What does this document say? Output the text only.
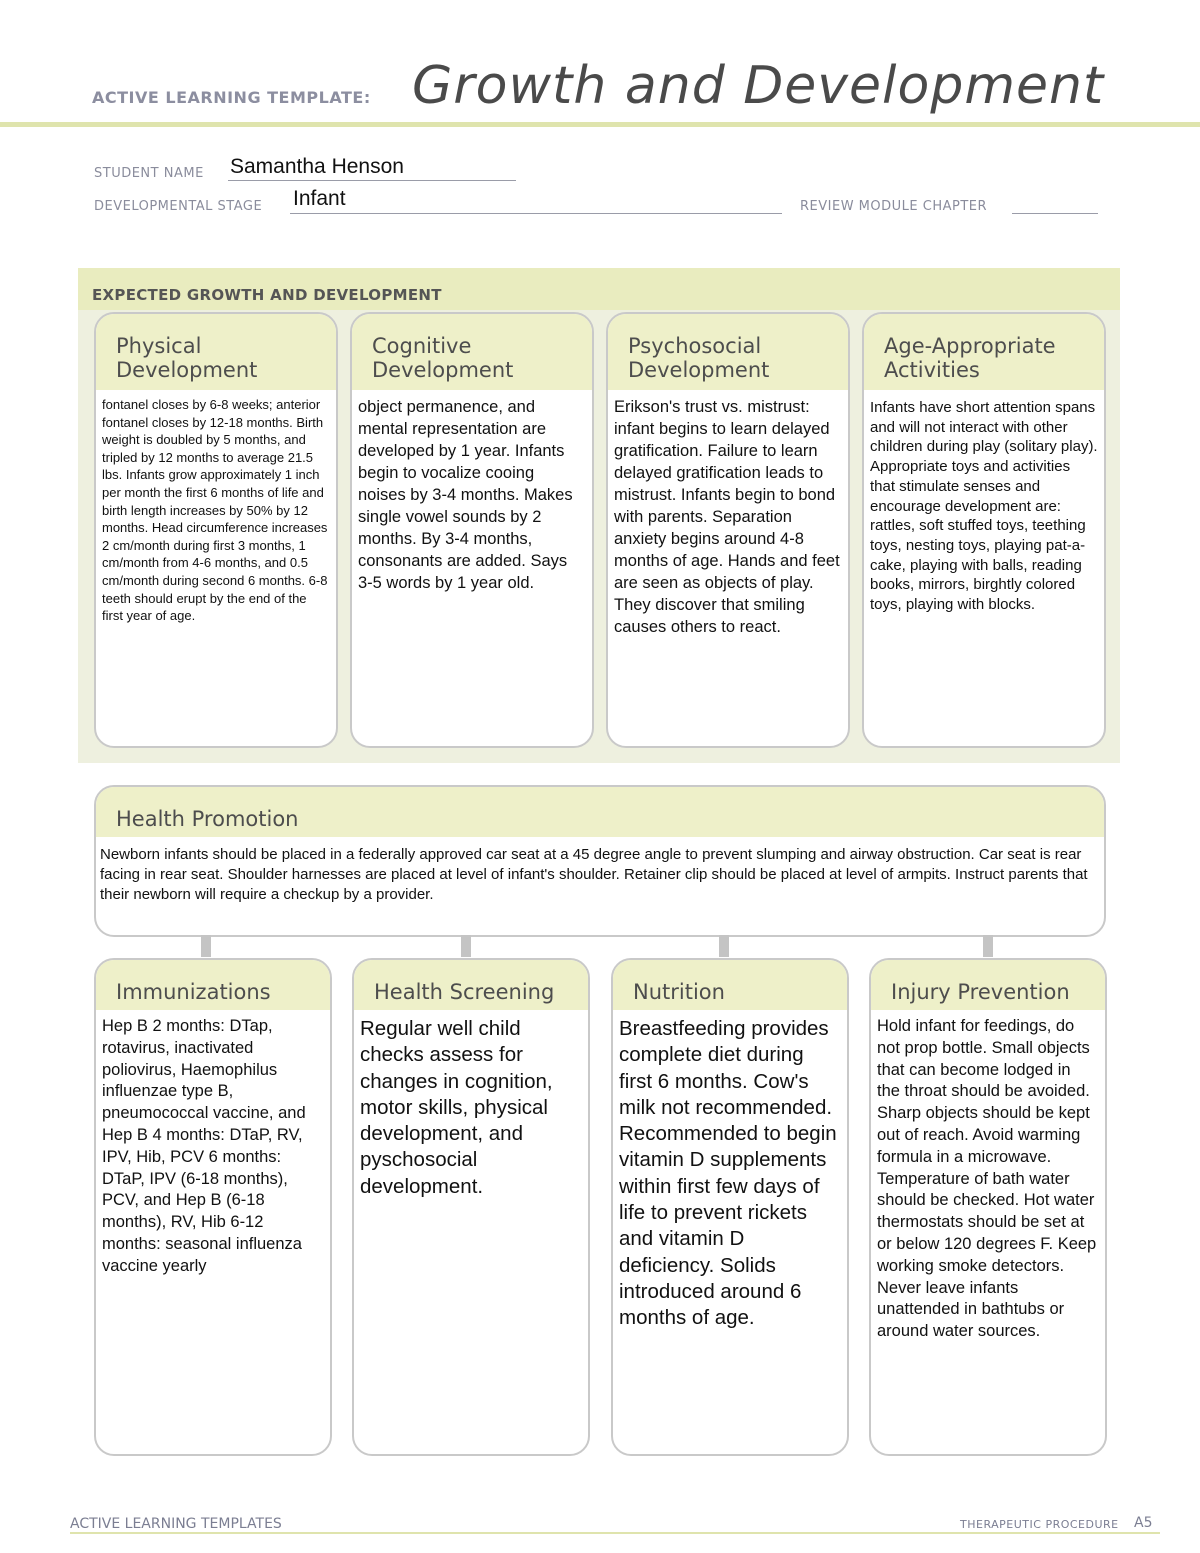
ACTIVE LEARNING TEMPLATE: Growth and Development
STUDENT NAME Samantha Henson
DEVELOPMENTAL STAGE Infant	REVIEW MODULE CHAPTER
EXPECTED GROWTH AND DEVELOPMENT
Physical
Development
fontanel closes by 6-8 weeks; anterior fontanel closes by 12-18 months. Birth weight is doubled by 5 months, and tripled by 12 months to average 21.5 lbs. Infants grow approximately 1 inch per month the first 6 months of life and birth length increases by 50% by 12 months. Head circumference increases 2 cm/month during first 3 months, 1 cm/month from 4-6 months, and 0.5 cm/month during second 6 months. 6-8 teeth should erupt by the end of the first year of age.
Cognitive
Development
object permanence, and mental representation are developed by 1 year. Infants begin to vocalize cooing noises by 3-4 months. Makes single vowel sounds by 2 months. By 3-4 months, consonants are added. Says 3-5 words by 1 year old.
Psychosocial
Development
Erikson's trust vs. mistrust: infant begins to learn delayed gratification. Failure to learn delayed gratification leads to mistrust. Infants begin to bond with parents. Separation anxiety begins around 4-8 months of age. Hands and feet are seen as objects of play. They discover that smiling causes others to react.
Age-Appropriate
Activities
Infants have short attention spans and will not interact with other children during play (solitary play). Appropriate toys and activities that stimulate senses and encourage development are: rattles, soft stuffed toys, teething toys, nesting toys, playing pat-a-cake, playing with balls, reading books, mirrors, birghtly colored toys, playing with blocks.
Health Promotion
Newborn infants should be placed in a federally approved car seat at a 45 degree angle to prevent slumping and airway obstruction. Car seat is rear facing in rear seat. Shoulder harnesses are placed at level of infant's shoulder. Retainer clip should be placed at level of armpits. Instruct parents that their newborn will require a checkup by a provider.
Immunizations
Hep B 2 months: DTap, rotavirus, inactivated poliovirus, Haemophilus influenzae type B, pneumococcal vaccine, and Hep B 4 months: DTaP, RV, IPV, Hib, PCV 6 months: DTaP, IPV (6-18 months), PCV, and Hep B (6-18 months), RV, Hib 6-12 months: seasonal influenza vaccine yearly
Health Screening
Regular well child checks assess for changes in cognition, motor skills, physical development, and pyschosocial development.
Nutrition
Breastfeeding provides complete diet during first 6 months. Cow's milk not recommended. Recommended to begin vitamin D supplements within first few days of life to prevent rickets and vitamin D deficiency. Solids introduced around 6 months of age.
Injury Prevention
Hold infant for feedings, do not prop bottle. Small objects that can become lodged in the throat should be avoided. Sharp objects should be kept out of reach. Avoid warming formula in a microwave. Temperature of bath water should be checked. Hot water thermostats should be set at or below 120 degrees F. Keep working smoke detectors. Never leave infants unattended in bathtubs or around water sources.
ACTIVE LEARNING TEMPLATES	THERAPEUTIC PROCEDURE A5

**REQUIREMENT**
Copy out the material above in full and exactly; its pictures are not to appear.

**RESPONSE**
What does this document say? Output the text only.
ACTIVE LEARNING TEMPLATE: Growth and Development
STUDENT NAME Samantha Henson
DEVELOPMENTAL STAGE Infant	REVIEW MODULE CHAPTER
EXPECTED GROWTH AND DEVELOPMENT
Physical
Development
fontanel closes by 6-8 weeks; anterior fontanel closes by 12-18 months. Birth weight is doubled by 5 months, and tripled by 12 months to average 21.5 lbs. Infants grow approximately 1 inch per month the first 6 months of life and birth length increases by 50% by 12 months. Head circumference increases 2 cm/month during first 3 months, 1 cm/month from 4-6 months, and 0.5 cm/month during second 6 months. 6-8 teeth should erupt by the end of the first year of age.
Cognitive
Development
object permanence, and mental representation are developed by 1 year. Infants begin to vocalize cooing noises by 3-4 months. Makes single vowel sounds by 2 months. By 3-4 months, consonants are added. Says 3-5 words by 1 year old.
Psychosocial
Development
Erikson's trust vs. mistrust: infant begins to learn delayed gratification. Failure to learn delayed gratification leads to mistrust. Infants begin to bond with parents. Separation anxiety begins around 4-8 months of age. Hands and feet are seen as objects of play. They discover that smiling causes others to react.
Age-Appropriate
Activities
Infants have short attention spans and will not interact with other children during play (solitary play). Appropriate toys and activities that stimulate senses and encourage development are: rattles, soft stuffed toys, teething toys, nesting toys, playing pat-a-cake, playing with balls, reading books, mirrors, birghtly colored toys, playing with blocks.
Health Promotion
Newborn infants should be placed in a federally approved car seat at a 45 degree angle to prevent slumping and airway obstruction. Car seat is rear facing in rear seat. Shoulder harnesses are placed at level of infant's shoulder. Retainer clip should be placed at level of armpits. Instruct parents that their newborn will require a checkup by a provider.
Immunizations
Hep B 2 months: DTap, rotavirus, inactivated poliovirus, Haemophilus influenzae type B, pneumococcal vaccine, and Hep B 4 months: DTaP, RV, IPV, Hib, PCV 6 months: DTaP, IPV (6-18 months), PCV, and Hep B (6-18 months), RV, Hib 6-12 months: seasonal influenza vaccine yearly
Health Screening
Regular well child checks assess for changes in cognition, motor skills, physical development, and pyschosocial development.
Nutrition
Breastfeeding provides complete diet during first 6 months. Cow's milk not recommended. Recommended to begin vitamin D supplements within first few days of life to prevent rickets and vitamin D deficiency. Solids introduced around 6 months of age.
Injury Prevention
Hold infant for feedings, do not prop bottle. Small objects that can become lodged in the throat should be avoided. Sharp objects should be kept out of reach. Avoid warming formula in a microwave. Temperature of bath water should be checked. Hot water thermostats should be set at or below 120 degrees F. Keep working smoke detectors. Never leave infants unattended in bathtubs or around water sources.
ACTIVE LEARNING TEMPLATES	THERAPEUTIC PROCEDURE A5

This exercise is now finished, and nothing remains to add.